── THE INPUT ──
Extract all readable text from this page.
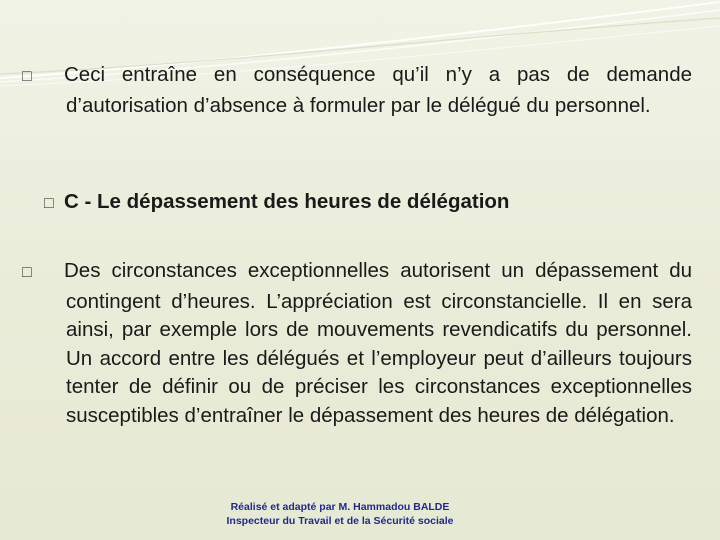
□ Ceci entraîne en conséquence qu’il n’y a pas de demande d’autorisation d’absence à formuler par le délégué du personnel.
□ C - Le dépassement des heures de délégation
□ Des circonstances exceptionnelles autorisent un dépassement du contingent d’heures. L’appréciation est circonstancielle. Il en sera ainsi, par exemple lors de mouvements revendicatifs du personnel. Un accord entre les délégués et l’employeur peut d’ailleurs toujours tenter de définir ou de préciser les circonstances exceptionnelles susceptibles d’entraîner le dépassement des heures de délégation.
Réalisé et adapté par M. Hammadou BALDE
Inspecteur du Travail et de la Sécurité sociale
───
── THE INPUT ──
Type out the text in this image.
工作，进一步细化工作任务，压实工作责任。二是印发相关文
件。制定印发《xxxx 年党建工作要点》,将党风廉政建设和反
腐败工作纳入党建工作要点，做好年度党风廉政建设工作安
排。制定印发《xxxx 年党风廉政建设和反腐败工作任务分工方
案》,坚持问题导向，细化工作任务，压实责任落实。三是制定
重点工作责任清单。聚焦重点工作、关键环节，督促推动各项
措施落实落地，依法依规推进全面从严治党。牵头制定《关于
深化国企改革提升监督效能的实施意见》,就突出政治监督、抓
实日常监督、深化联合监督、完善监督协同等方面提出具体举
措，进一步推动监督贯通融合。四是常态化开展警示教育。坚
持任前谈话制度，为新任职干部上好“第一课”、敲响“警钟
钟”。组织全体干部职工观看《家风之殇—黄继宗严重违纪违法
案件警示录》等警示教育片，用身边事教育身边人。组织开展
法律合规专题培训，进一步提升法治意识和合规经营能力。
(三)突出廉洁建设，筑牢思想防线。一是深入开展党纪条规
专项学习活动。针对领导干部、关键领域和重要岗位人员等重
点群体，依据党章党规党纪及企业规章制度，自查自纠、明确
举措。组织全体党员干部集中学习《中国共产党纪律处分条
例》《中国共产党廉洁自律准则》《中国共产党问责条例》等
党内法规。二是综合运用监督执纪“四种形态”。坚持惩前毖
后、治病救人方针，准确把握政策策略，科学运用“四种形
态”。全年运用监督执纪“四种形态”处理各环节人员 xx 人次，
───
── THE INPUT ──
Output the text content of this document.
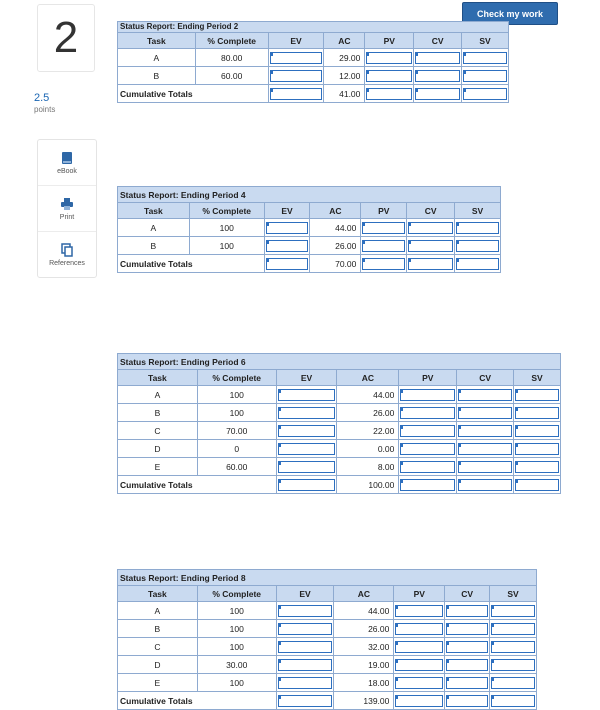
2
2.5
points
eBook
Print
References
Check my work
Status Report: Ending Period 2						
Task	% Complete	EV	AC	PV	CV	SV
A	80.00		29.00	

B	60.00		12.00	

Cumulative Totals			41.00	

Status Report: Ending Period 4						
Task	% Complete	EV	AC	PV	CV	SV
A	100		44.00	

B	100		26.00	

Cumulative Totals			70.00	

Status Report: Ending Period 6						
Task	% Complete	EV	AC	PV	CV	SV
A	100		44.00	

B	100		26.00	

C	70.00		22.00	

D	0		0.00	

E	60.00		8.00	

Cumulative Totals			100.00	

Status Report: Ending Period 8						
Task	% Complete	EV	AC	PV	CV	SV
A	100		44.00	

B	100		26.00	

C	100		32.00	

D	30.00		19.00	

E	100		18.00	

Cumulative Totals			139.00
───
## INSTRUCTIONS TO FOLLOW
Identify and list each line with the word "text".

## WRITTEN REPLY
Extract all readable text from this page.
Type out the text in this image.
Output the text content of this document.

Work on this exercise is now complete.